§ TASK DIRECTIONS
Some lines of these records may hold the word "Sunny"; state how many, using only the number.

[Dataset entries]
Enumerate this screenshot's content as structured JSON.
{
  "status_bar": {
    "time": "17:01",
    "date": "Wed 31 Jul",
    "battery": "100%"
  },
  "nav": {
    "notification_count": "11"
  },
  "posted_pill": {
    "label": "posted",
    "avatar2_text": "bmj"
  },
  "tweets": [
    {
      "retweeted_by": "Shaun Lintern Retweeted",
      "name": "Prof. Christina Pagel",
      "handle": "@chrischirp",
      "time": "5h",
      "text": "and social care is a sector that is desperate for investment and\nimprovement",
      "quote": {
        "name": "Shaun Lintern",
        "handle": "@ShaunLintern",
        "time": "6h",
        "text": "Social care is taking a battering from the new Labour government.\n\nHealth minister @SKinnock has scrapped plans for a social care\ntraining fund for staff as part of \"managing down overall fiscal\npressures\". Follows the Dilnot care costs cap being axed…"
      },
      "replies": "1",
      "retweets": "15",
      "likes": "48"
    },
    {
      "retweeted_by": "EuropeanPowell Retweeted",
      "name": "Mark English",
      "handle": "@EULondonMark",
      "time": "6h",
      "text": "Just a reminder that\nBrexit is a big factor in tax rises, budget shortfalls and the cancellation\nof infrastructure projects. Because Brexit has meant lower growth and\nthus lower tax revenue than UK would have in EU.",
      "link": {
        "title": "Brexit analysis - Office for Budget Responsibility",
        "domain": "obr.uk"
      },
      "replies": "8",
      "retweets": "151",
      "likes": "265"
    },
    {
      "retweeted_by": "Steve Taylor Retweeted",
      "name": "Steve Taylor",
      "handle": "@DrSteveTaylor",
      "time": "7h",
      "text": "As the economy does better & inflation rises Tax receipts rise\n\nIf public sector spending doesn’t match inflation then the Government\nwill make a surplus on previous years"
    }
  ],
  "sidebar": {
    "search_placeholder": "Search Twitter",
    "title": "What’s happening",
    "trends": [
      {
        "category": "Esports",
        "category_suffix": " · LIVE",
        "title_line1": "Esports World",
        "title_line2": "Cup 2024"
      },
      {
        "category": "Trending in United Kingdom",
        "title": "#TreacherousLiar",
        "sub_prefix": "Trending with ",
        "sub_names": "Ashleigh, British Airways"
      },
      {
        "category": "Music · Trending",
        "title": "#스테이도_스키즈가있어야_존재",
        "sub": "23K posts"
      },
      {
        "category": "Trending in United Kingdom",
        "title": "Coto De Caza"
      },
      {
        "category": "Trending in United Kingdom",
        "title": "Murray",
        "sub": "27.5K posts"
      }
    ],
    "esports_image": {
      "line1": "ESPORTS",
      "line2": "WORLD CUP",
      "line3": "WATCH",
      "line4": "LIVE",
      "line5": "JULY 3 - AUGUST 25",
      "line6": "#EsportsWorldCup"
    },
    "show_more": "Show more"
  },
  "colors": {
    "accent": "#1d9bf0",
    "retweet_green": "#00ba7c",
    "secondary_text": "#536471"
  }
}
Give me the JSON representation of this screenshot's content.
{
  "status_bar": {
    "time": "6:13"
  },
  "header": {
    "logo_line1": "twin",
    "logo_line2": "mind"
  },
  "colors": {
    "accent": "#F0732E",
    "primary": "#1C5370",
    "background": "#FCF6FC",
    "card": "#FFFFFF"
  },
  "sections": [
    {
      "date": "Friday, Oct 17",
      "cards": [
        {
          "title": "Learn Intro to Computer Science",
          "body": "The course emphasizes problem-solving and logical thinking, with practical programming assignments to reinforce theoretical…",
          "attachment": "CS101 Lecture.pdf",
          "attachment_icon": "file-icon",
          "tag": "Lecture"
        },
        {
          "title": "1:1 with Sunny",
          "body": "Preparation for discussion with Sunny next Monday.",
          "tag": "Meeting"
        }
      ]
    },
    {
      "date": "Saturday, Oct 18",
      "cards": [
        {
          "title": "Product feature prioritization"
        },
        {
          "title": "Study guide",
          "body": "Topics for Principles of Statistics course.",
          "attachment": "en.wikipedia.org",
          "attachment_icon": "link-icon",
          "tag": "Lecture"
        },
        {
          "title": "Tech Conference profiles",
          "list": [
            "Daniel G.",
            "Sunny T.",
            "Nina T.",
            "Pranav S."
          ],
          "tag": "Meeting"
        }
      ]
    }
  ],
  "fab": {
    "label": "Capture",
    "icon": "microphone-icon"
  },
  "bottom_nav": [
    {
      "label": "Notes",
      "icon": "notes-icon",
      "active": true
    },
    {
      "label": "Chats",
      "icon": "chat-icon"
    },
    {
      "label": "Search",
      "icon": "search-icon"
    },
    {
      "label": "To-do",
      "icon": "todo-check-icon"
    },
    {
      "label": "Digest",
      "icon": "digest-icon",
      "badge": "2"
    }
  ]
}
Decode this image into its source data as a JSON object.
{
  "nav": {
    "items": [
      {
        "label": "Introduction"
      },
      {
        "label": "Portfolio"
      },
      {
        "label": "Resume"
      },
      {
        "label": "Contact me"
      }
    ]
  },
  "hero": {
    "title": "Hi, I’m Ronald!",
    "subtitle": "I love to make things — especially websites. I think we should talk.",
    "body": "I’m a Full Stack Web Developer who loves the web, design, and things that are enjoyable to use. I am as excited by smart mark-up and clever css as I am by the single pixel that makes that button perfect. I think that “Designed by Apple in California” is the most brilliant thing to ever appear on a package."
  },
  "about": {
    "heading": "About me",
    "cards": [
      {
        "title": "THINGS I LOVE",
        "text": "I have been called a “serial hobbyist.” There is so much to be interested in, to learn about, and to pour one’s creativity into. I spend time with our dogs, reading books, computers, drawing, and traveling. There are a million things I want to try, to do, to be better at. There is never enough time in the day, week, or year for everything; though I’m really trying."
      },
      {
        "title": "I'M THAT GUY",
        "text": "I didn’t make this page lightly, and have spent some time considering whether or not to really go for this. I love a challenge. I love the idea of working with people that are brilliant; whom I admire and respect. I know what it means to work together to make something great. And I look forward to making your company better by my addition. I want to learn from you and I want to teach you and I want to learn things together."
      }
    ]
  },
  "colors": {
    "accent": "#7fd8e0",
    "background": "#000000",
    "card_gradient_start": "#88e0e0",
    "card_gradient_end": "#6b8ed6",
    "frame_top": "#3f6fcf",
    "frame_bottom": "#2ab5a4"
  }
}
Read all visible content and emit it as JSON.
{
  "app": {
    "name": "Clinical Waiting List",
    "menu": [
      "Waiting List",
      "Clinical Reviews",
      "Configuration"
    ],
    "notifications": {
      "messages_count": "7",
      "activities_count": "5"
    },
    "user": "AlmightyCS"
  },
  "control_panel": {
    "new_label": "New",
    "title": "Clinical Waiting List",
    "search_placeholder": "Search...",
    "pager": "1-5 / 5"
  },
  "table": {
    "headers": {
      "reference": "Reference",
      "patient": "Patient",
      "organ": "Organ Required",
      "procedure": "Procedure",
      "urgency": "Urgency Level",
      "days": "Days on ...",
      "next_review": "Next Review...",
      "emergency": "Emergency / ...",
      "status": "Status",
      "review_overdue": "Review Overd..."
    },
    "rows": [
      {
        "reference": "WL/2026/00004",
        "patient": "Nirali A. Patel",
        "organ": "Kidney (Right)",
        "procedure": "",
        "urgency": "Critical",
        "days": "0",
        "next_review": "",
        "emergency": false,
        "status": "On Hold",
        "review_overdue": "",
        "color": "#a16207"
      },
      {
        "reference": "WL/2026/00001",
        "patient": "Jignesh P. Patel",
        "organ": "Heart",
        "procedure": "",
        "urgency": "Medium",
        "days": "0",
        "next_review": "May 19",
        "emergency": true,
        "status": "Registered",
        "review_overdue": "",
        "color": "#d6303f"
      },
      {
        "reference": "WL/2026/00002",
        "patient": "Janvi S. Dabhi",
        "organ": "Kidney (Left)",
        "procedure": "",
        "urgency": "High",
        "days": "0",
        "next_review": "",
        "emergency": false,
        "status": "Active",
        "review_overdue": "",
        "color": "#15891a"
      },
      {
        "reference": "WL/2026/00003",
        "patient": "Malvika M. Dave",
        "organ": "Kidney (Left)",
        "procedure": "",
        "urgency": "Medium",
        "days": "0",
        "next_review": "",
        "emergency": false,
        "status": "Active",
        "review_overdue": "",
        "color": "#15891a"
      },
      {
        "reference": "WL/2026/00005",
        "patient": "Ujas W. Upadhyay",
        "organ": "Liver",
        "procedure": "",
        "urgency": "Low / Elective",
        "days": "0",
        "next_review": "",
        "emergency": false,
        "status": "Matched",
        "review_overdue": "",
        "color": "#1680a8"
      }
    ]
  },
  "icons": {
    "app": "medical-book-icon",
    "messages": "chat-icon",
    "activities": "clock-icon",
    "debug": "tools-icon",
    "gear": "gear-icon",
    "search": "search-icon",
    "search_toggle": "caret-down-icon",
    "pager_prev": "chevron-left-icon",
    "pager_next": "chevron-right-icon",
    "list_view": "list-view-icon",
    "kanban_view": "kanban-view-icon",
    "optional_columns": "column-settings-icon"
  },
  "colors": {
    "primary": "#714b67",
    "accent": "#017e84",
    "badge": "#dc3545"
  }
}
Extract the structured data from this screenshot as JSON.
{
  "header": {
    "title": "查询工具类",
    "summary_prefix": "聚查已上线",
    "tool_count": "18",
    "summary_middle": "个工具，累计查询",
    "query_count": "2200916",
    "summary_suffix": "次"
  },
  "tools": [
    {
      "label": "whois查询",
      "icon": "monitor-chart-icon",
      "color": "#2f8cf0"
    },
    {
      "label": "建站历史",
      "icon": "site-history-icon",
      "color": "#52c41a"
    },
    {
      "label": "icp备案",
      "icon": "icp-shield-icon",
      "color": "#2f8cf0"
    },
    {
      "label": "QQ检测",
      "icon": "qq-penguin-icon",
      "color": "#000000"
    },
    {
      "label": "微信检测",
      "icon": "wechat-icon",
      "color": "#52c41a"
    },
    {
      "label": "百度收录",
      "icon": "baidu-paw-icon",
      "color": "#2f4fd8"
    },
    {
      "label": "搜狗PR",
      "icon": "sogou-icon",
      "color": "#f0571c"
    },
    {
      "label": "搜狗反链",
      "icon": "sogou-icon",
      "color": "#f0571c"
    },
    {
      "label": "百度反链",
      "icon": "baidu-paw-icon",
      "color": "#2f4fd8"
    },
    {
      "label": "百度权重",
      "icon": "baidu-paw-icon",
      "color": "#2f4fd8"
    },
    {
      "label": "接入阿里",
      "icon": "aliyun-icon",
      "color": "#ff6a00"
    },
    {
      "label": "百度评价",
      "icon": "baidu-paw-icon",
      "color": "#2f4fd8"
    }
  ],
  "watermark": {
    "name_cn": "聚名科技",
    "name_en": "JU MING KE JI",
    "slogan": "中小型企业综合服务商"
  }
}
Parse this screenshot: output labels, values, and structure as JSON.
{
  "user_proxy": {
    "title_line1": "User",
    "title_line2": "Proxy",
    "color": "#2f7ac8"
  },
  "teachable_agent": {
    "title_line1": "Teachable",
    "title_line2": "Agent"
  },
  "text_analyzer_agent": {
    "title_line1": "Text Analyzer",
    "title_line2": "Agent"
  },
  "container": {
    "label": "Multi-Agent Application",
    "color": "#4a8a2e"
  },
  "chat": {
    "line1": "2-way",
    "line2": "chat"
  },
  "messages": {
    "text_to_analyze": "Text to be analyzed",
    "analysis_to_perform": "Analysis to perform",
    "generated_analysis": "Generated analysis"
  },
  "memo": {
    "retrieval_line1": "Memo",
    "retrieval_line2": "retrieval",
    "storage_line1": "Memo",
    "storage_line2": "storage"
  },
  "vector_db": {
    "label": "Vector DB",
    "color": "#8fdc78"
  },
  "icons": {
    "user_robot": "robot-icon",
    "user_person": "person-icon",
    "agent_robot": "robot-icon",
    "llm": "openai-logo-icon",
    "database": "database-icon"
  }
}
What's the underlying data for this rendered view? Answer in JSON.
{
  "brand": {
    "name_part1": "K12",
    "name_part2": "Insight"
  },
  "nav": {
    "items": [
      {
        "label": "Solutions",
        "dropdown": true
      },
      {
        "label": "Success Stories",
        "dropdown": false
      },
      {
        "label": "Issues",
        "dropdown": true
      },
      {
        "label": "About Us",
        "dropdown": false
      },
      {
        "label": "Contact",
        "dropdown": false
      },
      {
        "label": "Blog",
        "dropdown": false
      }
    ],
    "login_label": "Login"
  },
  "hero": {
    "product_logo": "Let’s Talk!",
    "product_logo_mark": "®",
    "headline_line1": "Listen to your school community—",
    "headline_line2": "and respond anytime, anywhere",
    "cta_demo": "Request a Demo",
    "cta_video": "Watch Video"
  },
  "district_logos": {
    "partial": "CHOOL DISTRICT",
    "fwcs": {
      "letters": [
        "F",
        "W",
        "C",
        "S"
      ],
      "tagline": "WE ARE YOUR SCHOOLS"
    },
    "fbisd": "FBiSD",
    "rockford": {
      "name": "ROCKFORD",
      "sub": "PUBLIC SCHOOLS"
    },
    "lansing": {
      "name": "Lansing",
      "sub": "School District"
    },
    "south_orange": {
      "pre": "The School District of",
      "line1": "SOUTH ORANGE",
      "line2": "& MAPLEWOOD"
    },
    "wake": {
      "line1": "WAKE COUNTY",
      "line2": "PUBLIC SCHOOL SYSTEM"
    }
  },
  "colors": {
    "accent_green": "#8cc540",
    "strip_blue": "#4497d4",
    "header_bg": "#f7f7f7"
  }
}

§ ANSWER FOR THE TASK
3